A year has passed since the majority of the country’s COVID-19 lockdowns began, and for many Americans it has been a time of struggling to work from home, caring for kids in remote education, being unemployed and anxiously awaiting federal aid.
Yet America’s billionaires have enjoyed a year of record profits.
Since March 2020, the combined wealth of the nation’s 657 billionaires has increased more than $1.3 trillion, or 44.6%. These billionaires now have a combined net worth of $4.3 trillion, Fast Company reported.
Those who enjoyed the greatest growth in their wealth between March 18, 2020, and January 18, 2021, according to a spreadsheet compiled by the Institute for Policy Studies and Americans for Tax Fairness that was published by Forbes.
According to the list, Tesla’s Elon Musk’s wealth increased by $154 billion, while Amazon’s Jeff Bezos made $68.5b. Mark Zuckerberg’s grew by $37.3b, while Daniel Gilbert, of Quicken Loans, made $35b. The top earners’ list was rounded out by Oracle’s Larry Ellison who made $27.8b and Google’s Larry Page by $25.4b.
Fifteen billionaires, including Tesla’s Musk, Amazon’s Bezos, and Facebook’s Zuckerberg saw a combined increase of $563 billion since March 18, 2020, when COVID-19 lockdowns began.

What to do
1. According to the passage on billionaire wealth during the pandemic, by how much did the combined wealth of the nation's 657 billionaires increase since March 2020?
2. Continue the passage on billionaire wealth during the pandemic, starting after its final sentence.

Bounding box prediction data
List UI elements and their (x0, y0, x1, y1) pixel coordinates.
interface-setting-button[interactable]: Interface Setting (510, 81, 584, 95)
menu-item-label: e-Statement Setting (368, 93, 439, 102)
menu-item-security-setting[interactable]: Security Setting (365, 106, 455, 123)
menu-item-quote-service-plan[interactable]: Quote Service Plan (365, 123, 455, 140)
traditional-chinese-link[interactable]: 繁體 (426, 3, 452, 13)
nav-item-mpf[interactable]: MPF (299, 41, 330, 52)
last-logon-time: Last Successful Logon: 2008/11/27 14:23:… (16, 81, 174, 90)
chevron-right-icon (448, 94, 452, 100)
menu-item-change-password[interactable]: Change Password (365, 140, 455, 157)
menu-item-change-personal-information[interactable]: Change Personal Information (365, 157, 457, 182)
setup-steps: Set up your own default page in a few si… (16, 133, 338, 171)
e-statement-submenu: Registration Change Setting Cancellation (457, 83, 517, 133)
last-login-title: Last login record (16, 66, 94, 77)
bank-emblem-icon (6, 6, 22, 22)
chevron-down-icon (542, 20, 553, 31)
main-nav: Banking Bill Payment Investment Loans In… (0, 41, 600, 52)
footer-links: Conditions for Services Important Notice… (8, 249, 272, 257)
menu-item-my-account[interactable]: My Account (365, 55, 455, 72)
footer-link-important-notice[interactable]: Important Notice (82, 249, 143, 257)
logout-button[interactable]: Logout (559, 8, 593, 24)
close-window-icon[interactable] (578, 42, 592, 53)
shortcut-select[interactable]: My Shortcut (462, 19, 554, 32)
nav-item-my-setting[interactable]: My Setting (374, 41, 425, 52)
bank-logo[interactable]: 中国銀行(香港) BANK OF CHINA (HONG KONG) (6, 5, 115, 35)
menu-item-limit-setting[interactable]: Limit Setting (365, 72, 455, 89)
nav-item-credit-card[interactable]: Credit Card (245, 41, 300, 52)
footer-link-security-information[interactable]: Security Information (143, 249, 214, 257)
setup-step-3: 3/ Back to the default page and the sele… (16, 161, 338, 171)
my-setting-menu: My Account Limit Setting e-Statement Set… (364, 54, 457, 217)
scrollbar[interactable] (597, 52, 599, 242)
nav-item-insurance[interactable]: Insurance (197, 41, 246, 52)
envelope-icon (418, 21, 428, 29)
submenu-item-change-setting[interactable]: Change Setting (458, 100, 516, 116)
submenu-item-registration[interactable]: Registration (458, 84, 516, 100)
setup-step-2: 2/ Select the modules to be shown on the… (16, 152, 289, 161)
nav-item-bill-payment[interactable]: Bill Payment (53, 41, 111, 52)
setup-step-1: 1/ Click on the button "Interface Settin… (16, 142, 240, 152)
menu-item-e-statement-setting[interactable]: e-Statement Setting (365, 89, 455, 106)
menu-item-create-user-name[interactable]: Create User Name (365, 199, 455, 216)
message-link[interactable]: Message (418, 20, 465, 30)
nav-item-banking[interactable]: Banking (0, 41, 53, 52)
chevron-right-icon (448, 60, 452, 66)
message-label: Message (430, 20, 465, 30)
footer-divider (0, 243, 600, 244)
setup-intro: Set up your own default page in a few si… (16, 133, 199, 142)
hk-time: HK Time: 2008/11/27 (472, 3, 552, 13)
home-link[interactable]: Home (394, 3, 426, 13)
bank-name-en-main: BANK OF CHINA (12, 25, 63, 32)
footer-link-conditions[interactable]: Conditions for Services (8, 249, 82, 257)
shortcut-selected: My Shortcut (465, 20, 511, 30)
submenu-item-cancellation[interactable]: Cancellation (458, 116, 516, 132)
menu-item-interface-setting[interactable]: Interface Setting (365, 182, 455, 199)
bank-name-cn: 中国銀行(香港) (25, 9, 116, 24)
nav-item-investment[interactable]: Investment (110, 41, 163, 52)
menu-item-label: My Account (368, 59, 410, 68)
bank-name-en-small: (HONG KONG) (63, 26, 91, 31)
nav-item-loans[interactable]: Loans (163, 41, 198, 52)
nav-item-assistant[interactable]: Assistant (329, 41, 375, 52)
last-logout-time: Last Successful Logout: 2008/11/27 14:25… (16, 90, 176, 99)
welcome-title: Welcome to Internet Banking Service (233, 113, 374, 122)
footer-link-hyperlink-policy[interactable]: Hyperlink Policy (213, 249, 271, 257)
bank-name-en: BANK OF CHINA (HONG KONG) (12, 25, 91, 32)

Answers for the tasks
1. It increased by more than $1.3 trillion, or 44.6%.

2.
Through March 18 of this year, Musk had a personal wealth increase of 559%, or $137.5 billion, over the same date in 2020, Fast Company reported.
In the same year, almost 80 million Americans lost their jobs. As of February 27, 2021, 18 million were collecting unemployment.
Elon Musk, CEO of Tesla and Space X
Amazon founder Jeff Bezos
Facebook CEO Mark Zuckerberg
A year after the outbreak of the pandemic, billionaires are still enjoying wealth growth, while 43 new names have joined the nation’s billionaires club since the pandemic began.
On average, the wealthiest 15 billionaires’ fortunes increased 58.7% between March and January, while some, such as Musk, were up more than 500%, Forbes reported.
The massive increase of wealth among the nation’s richest was not celebrated by everyone as a victory for the economy.
The progressive Institute for Policy Studies released a report on ‘pandemic profiteers’ in April 2020 showing how billionaire wealth rebounded after the initial stock market crash following the virus outbreak and continued to grow.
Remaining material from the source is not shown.